--- BEGIN ---

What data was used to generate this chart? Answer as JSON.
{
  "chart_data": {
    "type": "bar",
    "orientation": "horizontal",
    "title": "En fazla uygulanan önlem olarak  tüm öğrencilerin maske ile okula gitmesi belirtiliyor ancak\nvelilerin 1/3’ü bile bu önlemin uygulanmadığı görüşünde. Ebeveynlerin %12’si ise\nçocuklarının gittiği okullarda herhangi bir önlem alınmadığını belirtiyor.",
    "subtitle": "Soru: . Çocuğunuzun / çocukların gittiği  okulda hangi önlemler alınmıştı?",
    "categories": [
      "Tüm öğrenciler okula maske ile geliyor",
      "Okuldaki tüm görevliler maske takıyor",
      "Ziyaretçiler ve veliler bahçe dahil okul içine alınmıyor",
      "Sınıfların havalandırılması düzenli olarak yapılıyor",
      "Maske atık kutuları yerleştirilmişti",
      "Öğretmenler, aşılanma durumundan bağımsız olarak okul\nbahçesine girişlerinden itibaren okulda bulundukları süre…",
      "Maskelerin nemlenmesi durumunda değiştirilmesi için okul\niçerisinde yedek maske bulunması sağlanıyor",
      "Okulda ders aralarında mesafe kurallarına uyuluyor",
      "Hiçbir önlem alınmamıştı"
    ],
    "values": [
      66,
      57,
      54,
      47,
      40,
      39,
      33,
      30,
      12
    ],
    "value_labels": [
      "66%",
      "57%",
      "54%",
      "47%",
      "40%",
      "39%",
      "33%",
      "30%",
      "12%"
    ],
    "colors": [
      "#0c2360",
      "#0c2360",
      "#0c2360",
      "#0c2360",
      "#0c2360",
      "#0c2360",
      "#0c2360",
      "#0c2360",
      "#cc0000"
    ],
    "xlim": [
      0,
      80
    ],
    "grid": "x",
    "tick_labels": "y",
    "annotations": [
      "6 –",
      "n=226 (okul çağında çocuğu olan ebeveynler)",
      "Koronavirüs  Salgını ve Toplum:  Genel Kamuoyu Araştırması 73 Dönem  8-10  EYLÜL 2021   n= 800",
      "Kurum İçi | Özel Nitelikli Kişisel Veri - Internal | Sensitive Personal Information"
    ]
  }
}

--- END ---

Written exercise: Where a line contains "okula", copy that line.

Solution to this exercise:
    "title": "En fazla uygulanan önlem olarak  tüm öğrencilerin maske ile okula gitmesi belirtiliyor ancak\nvelilerin 1/3’ü bile bu önlemin uygulanmadığı görüşünde. Ebeveynlerin %12’si ise\nçocuklarının gittiği okullarda herhangi bir önlem alınmadığını belirtiyor.",
      "Tüm öğrenciler okula maske ile geliyor",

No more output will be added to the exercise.